··· SOURCE RECORDS
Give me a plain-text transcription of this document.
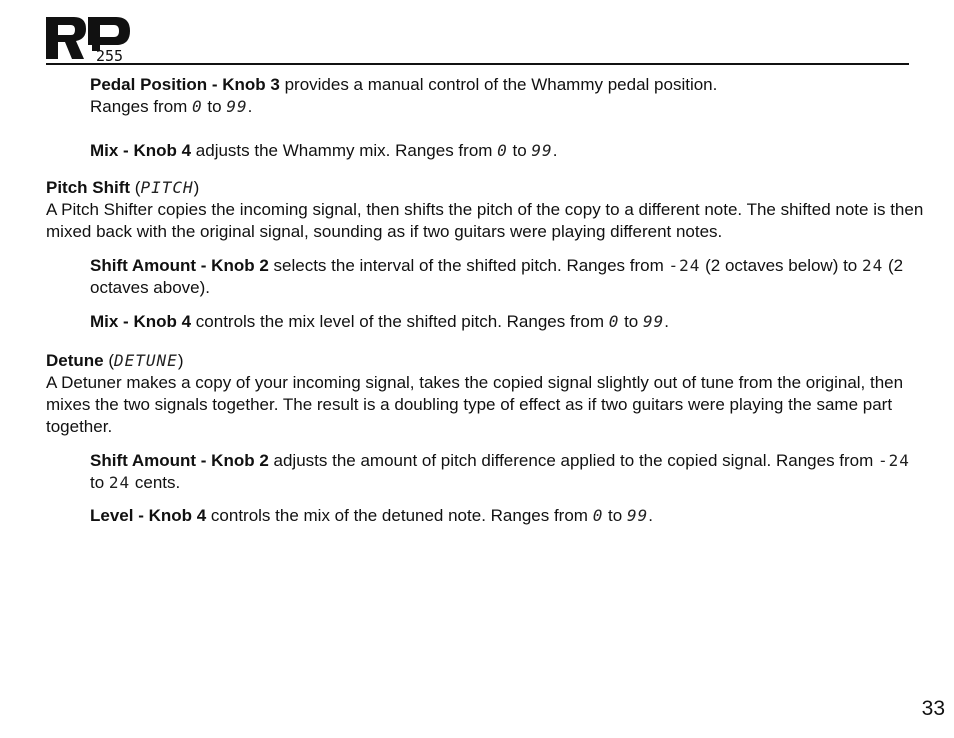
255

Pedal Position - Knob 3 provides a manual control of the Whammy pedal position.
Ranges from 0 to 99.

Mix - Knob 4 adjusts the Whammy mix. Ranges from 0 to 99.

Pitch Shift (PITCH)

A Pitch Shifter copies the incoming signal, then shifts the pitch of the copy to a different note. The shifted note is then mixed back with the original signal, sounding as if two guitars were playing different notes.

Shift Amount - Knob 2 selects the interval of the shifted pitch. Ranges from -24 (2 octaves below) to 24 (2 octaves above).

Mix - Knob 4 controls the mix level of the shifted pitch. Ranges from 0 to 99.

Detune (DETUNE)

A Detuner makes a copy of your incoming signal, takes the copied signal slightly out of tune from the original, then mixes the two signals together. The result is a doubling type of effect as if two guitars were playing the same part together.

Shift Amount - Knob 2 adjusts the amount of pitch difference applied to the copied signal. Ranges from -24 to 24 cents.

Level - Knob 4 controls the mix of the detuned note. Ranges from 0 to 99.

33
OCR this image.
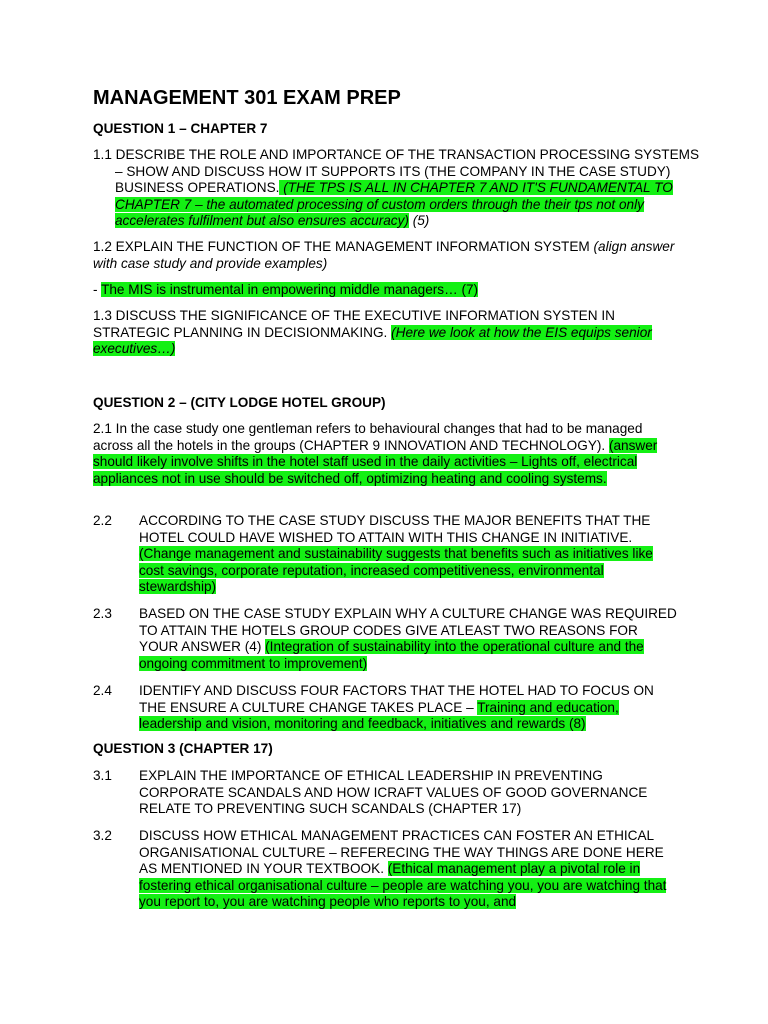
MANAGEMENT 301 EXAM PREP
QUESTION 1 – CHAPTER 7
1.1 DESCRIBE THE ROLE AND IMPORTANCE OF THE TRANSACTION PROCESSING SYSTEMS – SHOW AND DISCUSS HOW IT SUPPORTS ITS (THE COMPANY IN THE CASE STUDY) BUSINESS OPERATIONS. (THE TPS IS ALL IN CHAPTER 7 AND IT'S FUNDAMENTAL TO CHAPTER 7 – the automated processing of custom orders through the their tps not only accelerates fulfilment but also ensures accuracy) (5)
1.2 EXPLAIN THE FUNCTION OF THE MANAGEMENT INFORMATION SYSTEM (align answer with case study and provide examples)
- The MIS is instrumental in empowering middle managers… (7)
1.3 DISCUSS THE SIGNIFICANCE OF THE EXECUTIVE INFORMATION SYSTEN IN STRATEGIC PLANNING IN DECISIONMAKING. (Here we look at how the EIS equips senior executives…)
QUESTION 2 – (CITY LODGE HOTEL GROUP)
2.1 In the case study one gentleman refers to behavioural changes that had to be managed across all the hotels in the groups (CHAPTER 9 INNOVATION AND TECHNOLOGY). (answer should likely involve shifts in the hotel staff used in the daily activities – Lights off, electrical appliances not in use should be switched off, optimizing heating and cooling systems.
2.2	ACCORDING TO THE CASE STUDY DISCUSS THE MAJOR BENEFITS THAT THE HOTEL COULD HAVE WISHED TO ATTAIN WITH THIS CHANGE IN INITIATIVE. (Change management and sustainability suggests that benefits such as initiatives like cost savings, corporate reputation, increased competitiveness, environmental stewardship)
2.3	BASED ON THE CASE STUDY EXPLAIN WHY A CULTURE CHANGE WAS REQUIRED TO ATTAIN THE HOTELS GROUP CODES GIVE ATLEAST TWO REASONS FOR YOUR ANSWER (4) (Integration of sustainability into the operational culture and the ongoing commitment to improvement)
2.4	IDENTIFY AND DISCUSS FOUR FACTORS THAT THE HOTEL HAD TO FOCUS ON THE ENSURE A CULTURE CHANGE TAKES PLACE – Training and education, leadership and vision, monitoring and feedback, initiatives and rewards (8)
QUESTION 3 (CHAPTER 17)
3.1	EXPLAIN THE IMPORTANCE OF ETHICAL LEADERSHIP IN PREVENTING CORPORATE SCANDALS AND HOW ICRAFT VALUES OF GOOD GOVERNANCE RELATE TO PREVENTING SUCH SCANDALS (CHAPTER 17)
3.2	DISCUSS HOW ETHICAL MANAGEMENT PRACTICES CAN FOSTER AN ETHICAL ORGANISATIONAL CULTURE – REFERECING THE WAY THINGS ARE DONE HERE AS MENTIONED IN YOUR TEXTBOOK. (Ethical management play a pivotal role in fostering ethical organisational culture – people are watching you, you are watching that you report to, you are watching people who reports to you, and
······
The listing above must be printed again exactly, minus its pictures.

== SOLUTION TO THE PROBLEM ==
Give me a plain-text transcription of this document.
255

Pedal Position - Knob 3 provides a manual control of the Whammy pedal position.
Ranges from 0 to 99.

Mix - Knob 4 adjusts the Whammy mix. Ranges from 0 to 99.

Pitch Shift (PITCH)

A Pitch Shifter copies the incoming signal, then shifts the pitch of the copy to a different note. The shifted note is then mixed back with the original signal, sounding as if two guitars were playing different notes.

Shift Amount - Knob 2 selects the interval of the shifted pitch. Ranges from -24 (2 octaves below) to 24 (2 octaves above).

Mix - Knob 4 controls the mix level of the shifted pitch. Ranges from 0 to 99.

Detune (DETUNE)

A Detuner makes a copy of your incoming signal, takes the copied signal slightly out of tune from the original, then mixes the two signals together. The result is a doubling type of effect as if two guitars were playing the same part together.

Shift Amount - Knob 2 adjusts the amount of pitch difference applied to the copied signal. Ranges from -24 to 24 cents.

Level - Knob 4 controls the mix of the detuned note. Ranges from 0 to 99.

33
OCR this image.
MANAGEMENT 301 EXAM PREP
QUESTION 1 – CHAPTER 7
1.1 DESCRIBE THE ROLE AND IMPORTANCE OF THE TRANSACTION PROCESSING SYSTEMS – SHOW AND DISCUSS HOW IT SUPPORTS ITS (THE COMPANY IN THE CASE STUDY) BUSINESS OPERATIONS. (THE TPS IS ALL IN CHAPTER 7 AND IT'S FUNDAMENTAL TO CHAPTER 7 – the automated processing of custom orders through the their tps not only accelerates fulfilment but also ensures accuracy) (5)
1.2 EXPLAIN THE FUNCTION OF THE MANAGEMENT INFORMATION SYSTEM (align answer with case study and provide examples)
- The MIS is instrumental in empowering middle managers… (7)
1.3 DISCUSS THE SIGNIFICANCE OF THE EXECUTIVE INFORMATION SYSTEN IN STRATEGIC PLANNING IN DECISIONMAKING. (Here we look at how the EIS equips senior executives…)
QUESTION 2 – (CITY LODGE HOTEL GROUP)
2.1 In the case study one gentleman refers to behavioural changes that had to be managed across all the hotels in the groups (CHAPTER 9 INNOVATION AND TECHNOLOGY). (answer should likely involve shifts in the hotel staff used in the daily activities – Lights off, electrical appliances not in use should be switched off, optimizing heating and cooling systems.
2.2	ACCORDING TO THE CASE STUDY DISCUSS THE MAJOR BENEFITS THAT THE HOTEL COULD HAVE WISHED TO ATTAIN WITH THIS CHANGE IN INITIATIVE. (Change management and sustainability suggests that benefits such as initiatives like cost savings, corporate reputation, increased competitiveness, environmental stewardship)
2.3	BASED ON THE CASE STUDY EXPLAIN WHY A CULTURE CHANGE WAS REQUIRED TO ATTAIN THE HOTELS GROUP CODES GIVE ATLEAST TWO REASONS FOR YOUR ANSWER (4) (Integration of sustainability into the operational culture and the ongoing commitment to improvement)
2.4	IDENTIFY AND DISCUSS FOUR FACTORS THAT THE HOTEL HAD TO FOCUS ON THE ENSURE A CULTURE CHANGE TAKES PLACE – Training and education, leadership and vision, monitoring and feedback, initiatives and rewards (8)
QUESTION 3 (CHAPTER 17)
3.1	EXPLAIN THE IMPORTANCE OF ETHICAL LEADERSHIP IN PREVENTING CORPORATE SCANDALS AND HOW ICRAFT VALUES OF GOOD GOVERNANCE RELATE TO PREVENTING SUCH SCANDALS (CHAPTER 17)
3.2	DISCUSS HOW ETHICAL MANAGEMENT PRACTICES CAN FOSTER AN ETHICAL ORGANISATIONAL CULTURE – REFERECING THE WAY THINGS ARE DONE HERE AS MENTIONED IN YOUR TEXTBOOK. (Ethical management play a pivotal role in fostering ethical organisational culture – people are watching you, you are watching that you report to, you are watching people who reports to you, and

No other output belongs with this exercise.